= Dataset excerpt =
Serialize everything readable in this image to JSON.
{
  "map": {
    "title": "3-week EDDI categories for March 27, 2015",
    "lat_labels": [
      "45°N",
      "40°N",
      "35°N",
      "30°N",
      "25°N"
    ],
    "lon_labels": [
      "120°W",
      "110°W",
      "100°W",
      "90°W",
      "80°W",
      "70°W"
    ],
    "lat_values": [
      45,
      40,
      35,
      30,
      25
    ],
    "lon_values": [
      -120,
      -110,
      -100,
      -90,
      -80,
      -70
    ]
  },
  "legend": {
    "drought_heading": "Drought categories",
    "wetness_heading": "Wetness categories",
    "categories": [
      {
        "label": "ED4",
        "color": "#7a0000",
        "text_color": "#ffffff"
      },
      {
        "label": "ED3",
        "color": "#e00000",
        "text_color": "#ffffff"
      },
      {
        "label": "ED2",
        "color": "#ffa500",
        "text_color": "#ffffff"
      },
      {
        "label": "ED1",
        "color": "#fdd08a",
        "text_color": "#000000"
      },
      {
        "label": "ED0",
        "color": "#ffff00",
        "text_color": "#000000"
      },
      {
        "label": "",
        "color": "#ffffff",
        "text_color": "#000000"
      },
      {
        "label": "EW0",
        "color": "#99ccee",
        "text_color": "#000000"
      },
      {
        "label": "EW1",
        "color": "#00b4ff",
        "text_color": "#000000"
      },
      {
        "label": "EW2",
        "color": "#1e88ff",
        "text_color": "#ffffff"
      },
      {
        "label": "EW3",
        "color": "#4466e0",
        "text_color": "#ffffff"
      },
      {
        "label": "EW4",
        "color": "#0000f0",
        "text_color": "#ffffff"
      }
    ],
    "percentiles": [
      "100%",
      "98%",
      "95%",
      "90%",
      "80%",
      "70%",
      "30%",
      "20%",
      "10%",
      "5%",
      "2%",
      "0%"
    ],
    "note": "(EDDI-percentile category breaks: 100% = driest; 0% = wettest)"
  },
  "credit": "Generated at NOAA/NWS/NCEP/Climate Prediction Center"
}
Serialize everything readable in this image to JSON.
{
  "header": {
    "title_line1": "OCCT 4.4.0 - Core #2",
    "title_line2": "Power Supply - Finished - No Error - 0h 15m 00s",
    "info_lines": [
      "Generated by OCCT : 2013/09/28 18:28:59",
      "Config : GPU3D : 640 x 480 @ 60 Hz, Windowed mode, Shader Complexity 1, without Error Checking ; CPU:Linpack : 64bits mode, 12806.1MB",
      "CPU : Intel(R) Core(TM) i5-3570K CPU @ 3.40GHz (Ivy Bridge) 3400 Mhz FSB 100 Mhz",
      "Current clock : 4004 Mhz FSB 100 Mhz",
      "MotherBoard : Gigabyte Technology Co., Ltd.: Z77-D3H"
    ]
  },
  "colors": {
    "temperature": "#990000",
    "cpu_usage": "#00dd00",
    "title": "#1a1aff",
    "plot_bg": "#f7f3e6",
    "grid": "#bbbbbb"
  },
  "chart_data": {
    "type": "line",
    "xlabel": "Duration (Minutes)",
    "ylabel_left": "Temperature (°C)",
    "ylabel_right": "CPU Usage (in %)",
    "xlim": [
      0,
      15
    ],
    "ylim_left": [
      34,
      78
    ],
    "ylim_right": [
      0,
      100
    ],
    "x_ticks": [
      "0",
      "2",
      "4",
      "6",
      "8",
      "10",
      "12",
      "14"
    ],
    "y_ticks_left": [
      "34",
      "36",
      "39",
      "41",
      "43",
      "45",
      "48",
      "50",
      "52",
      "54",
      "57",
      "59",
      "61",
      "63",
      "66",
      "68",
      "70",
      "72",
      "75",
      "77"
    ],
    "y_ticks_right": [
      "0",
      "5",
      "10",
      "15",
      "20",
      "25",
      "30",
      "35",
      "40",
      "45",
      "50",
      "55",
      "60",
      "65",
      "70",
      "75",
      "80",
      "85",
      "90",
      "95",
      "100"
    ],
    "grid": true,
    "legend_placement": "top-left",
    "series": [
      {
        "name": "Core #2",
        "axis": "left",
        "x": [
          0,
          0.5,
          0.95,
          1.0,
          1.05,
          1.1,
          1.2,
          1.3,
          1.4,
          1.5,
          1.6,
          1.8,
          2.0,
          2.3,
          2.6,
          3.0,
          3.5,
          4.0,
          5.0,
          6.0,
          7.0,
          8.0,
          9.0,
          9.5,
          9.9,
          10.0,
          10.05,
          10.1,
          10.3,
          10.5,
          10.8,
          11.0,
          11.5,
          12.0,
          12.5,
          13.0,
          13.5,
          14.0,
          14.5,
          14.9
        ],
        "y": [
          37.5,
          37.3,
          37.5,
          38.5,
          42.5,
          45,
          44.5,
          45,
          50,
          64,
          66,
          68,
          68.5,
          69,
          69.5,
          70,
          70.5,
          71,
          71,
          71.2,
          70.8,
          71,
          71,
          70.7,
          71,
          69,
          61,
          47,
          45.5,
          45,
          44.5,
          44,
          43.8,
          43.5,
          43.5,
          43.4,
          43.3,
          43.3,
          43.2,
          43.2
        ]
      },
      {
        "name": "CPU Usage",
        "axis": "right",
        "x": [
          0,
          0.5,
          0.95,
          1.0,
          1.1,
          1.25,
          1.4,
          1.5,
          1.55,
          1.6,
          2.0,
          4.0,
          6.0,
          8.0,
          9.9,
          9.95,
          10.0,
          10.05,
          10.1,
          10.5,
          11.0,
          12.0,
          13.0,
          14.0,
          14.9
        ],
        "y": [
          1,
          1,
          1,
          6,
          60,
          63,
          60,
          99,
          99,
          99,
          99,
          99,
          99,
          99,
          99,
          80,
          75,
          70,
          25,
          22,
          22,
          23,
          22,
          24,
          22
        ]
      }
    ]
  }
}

= WRITTEN REQUEST =
Recopy the entries above in their entirety, exactly.

= SOLUTION =
Serialize everything readable in this image to JSON.
{
  "map": {
    "title": "3-week EDDI categories for March 27, 2015",
    "lat_labels": [
      "45°N",
      "40°N",
      "35°N",
      "30°N",
      "25°N"
    ],
    "lon_labels": [
      "120°W",
      "110°W",
      "100°W",
      "90°W",
      "80°W",
      "70°W"
    ],
    "lat_values": [
      45,
      40,
      35,
      30,
      25
    ],
    "lon_values": [
      -120,
      -110,
      -100,
      -90,
      -80,
      -70
    ]
  },
  "legend": {
    "drought_heading": "Drought categories",
    "wetness_heading": "Wetness categories",
    "categories": [
      {
        "label": "ED4",
        "color": "#7a0000",
        "text_color": "#ffffff"
      },
      {
        "label": "ED3",
        "color": "#e00000",
        "text_color": "#ffffff"
      },
      {
        "label": "ED2",
        "color": "#ffa500",
        "text_color": "#ffffff"
      },
      {
        "label": "ED1",
        "color": "#fdd08a",
        "text_color": "#000000"
      },
      {
        "label": "ED0",
        "color": "#ffff00",
        "text_color": "#000000"
      },
      {
        "label": "",
        "color": "#ffffff",
        "text_color": "#000000"
      },
      {
        "label": "EW0",
        "color": "#99ccee",
        "text_color": "#000000"
      },
      {
        "label": "EW1",
        "color": "#00b4ff",
        "text_color": "#000000"
      },
      {
        "label": "EW2",
        "color": "#1e88ff",
        "text_color": "#ffffff"
      },
      {
        "label": "EW3",
        "color": "#4466e0",
        "text_color": "#ffffff"
      },
      {
        "label": "EW4",
        "color": "#0000f0",
        "text_color": "#ffffff"
      }
    ],
    "percentiles": [
      "100%",
      "98%",
      "95%",
      "90%",
      "80%",
      "70%",
      "30%",
      "20%",
      "10%",
      "5%",
      "2%",
      "0%"
    ],
    "note": "(EDDI-percentile category breaks: 100% = driest; 0% = wettest)"
  },
  "credit": "Generated at NOAA/NWS/NCEP/Climate Prediction Center"
}
Serialize everything readable in this image to JSON.
{
  "header": {
    "title_line1": "OCCT 4.4.0 - Core #2",
    "title_line2": "Power Supply - Finished - No Error - 0h 15m 00s",
    "info_lines": [
      "Generated by OCCT : 2013/09/28 18:28:59",
      "Config : GPU3D : 640 x 480 @ 60 Hz, Windowed mode, Shader Complexity 1, without Error Checking ; CPU:Linpack : 64bits mode, 12806.1MB",
      "CPU : Intel(R) Core(TM) i5-3570K CPU @ 3.40GHz (Ivy Bridge) 3400 Mhz FSB 100 Mhz",
      "Current clock : 4004 Mhz FSB 100 Mhz",
      "MotherBoard : Gigabyte Technology Co., Ltd.: Z77-D3H"
    ]
  },
  "colors": {
    "temperature": "#990000",
    "cpu_usage": "#00dd00",
    "title": "#1a1aff",
    "plot_bg": "#f7f3e6",
    "grid": "#bbbbbb"
  },
  "chart_data": {
    "type": "line",
    "xlabel": "Duration (Minutes)",
    "ylabel_left": "Temperature (°C)",
    "ylabel_right": "CPU Usage (in %)",
    "xlim": [
      0,
      15
    ],
    "ylim_left": [
      34,
      78
    ],
    "ylim_right": [
      0,
      100
    ],
    "x_ticks": [
      "0",
      "2",
      "4",
      "6",
      "8",
      "10",
      "12",
      "14"
    ],
    "y_ticks_left": [
      "34",
      "36",
      "39",
      "41",
      "43",
      "45",
      "48",
      "50",
      "52",
      "54",
      "57",
      "59",
      "61",
      "63",
      "66",
      "68",
      "70",
      "72",
      "75",
      "77"
    ],
    "y_ticks_right": [
      "0",
      "5",
      "10",
      "15",
      "20",
      "25",
      "30",
      "35",
      "40",
      "45",
      "50",
      "55",
      "60",
      "65",
      "70",
      "75",
      "80",
      "85",
      "90",
      "95",
      "100"
    ],
    "grid": true,
    "legend_placement": "top-left",
    "series": [
      {
        "name": "Core #2",
        "axis": "left",
        "x": [
          0,
          0.5,
          0.95,
          1.0,
          1.05,
          1.1,
          1.2,
          1.3,
          1.4,
          1.5,
          1.6,
          1.8,
          2.0,
          2.3,
          2.6,
          3.0,
          3.5,
          4.0,
          5.0,
          6.0,
          7.0,
          8.0,
          9.0,
          9.5,
          9.9,
          10.0,
          10.05,
          10.1,
          10.3,
          10.5,
          10.8,
          11.0,
          11.5,
          12.0,
          12.5,
          13.0,
          13.5,
          14.0,
          14.5,
          14.9
        ],
        "y": [
          37.5,
          37.3,
          37.5,
          38.5,
          42.5,
          45,
          44.5,
          45,
          50,
          64,
          66,
          68,
          68.5,
          69,
          69.5,
          70,
          70.5,
          71,
          71,
          71.2,
          70.8,
          71,
          71,
          70.7,
          71,
          69,
          61,
          47,
          45.5,
          45,
          44.5,
          44,
          43.8,
          43.5,
          43.5,
          43.4,
          43.3,
          43.3,
          43.2,
          43.2
        ]
      },
      {
        "name": "CPU Usage",
        "axis": "right",
        "x": [
          0,
          0.5,
          0.95,
          1.0,
          1.1,
          1.25,
          1.4,
          1.5,
          1.55,
          1.6,
          2.0,
          4.0,
          6.0,
          8.0,
          9.9,
          9.95,
          10.0,
          10.05,
          10.1,
          10.5,
          11.0,
          12.0,
          13.0,
          14.0,
          14.9
        ],
        "y": [
          1,
          1,
          1,
          6,
          60,
          63,
          60,
          99,
          99,
          99,
          99,
          99,
          99,
          99,
          99,
          80,
          75,
          70,
          25,
          22,
          22,
          23,
          22,
          24,
          22
        ]
      }
    ]
  }
}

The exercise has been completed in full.